▶ **Task brief**:
Restate the entries word for word, omitting nothing.

▶ **Data supplied**:
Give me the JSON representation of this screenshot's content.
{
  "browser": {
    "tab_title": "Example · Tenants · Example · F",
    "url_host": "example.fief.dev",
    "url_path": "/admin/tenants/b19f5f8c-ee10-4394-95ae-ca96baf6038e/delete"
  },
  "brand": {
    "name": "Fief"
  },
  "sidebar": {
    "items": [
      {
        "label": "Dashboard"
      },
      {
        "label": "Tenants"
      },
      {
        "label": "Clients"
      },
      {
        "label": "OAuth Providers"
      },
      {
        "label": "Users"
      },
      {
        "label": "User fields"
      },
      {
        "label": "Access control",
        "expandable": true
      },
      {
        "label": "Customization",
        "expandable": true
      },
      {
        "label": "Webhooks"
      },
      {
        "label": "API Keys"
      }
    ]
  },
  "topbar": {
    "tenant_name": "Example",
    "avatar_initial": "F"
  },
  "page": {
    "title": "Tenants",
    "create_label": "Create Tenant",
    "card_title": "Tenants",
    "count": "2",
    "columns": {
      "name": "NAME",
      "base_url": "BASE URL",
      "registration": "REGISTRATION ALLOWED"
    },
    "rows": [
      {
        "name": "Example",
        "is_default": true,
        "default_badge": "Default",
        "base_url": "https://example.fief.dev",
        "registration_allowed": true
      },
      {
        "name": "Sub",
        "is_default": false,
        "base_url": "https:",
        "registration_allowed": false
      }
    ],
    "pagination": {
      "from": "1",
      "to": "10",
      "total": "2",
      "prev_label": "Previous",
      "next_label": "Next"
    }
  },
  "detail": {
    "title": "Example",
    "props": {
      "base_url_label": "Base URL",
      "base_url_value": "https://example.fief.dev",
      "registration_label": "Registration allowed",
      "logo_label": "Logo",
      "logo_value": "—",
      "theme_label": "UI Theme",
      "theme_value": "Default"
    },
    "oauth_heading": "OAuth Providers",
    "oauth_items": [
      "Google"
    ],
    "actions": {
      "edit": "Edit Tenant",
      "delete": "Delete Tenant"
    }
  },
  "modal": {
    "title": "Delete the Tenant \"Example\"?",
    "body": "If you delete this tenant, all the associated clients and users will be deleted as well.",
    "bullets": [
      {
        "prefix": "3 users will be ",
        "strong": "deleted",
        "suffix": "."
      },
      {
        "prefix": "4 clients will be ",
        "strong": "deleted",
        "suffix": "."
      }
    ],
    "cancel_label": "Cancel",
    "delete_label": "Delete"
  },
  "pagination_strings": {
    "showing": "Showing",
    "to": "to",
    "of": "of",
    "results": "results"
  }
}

▶ **Task output**:
Give me the JSON representation of this screenshot's content.
{
  "browser": {
    "tab_title": "Example · Tenants · Example · F",
    "url_host": "example.fief.dev",
    "url_path": "/admin/tenants/b19f5f8c-ee10-4394-95ae-ca96baf6038e/delete"
  },
  "brand": {
    "name": "Fief"
  },
  "sidebar": {
    "items": [
      {
        "label": "Dashboard"
      },
      {
        "label": "Tenants"
      },
      {
        "label": "Clients"
      },
      {
        "label": "OAuth Providers"
      },
      {
        "label": "Users"
      },
      {
        "label": "User fields"
      },
      {
        "label": "Access control",
        "expandable": true
      },
      {
        "label": "Customization",
        "expandable": true
      },
      {
        "label": "Webhooks"
      },
      {
        "label": "API Keys"
      }
    ]
  },
  "topbar": {
    "tenant_name": "Example",
    "avatar_initial": "F"
  },
  "page": {
    "title": "Tenants",
    "create_label": "Create Tenant",
    "card_title": "Tenants",
    "count": "2",
    "columns": {
      "name": "NAME",
      "base_url": "BASE URL",
      "registration": "REGISTRATION ALLOWED"
    },
    "rows": [
      {
        "name": "Example",
        "is_default": true,
        "default_badge": "Default",
        "base_url": "https://example.fief.dev",
        "registration_allowed": true
      },
      {
        "name": "Sub",
        "is_default": false,
        "base_url": "https:",
        "registration_allowed": false
      }
    ],
    "pagination": {
      "from": "1",
      "to": "10",
      "total": "2",
      "prev_label": "Previous",
      "next_label": "Next"
    }
  },
  "detail": {
    "title": "Example",
    "props": {
      "base_url_label": "Base URL",
      "base_url_value": "https://example.fief.dev",
      "registration_label": "Registration allowed",
      "logo_label": "Logo",
      "logo_value": "—",
      "theme_label": "UI Theme",
      "theme_value": "Default"
    },
    "oauth_heading": "OAuth Providers",
    "oauth_items": [
      "Google"
    ],
    "actions": {
      "edit": "Edit Tenant",
      "delete": "Delete Tenant"
    }
  },
  "modal": {
    "title": "Delete the Tenant \"Example\"?",
    "body": "If you delete this tenant, all the associated clients and users will be deleted as well.",
    "bullets": [
      {
        "prefix": "3 users will be ",
        "strong": "deleted",
        "suffix": "."
      },
      {
        "prefix": "4 clients will be ",
        "strong": "deleted",
        "suffix": "."
      }
    ],
    "cancel_label": "Cancel",
    "delete_label": "Delete"
  },
  "pagination_strings": {
    "showing": "Showing",
    "to": "to",
    "of": "of",
    "results": "results"
  }
}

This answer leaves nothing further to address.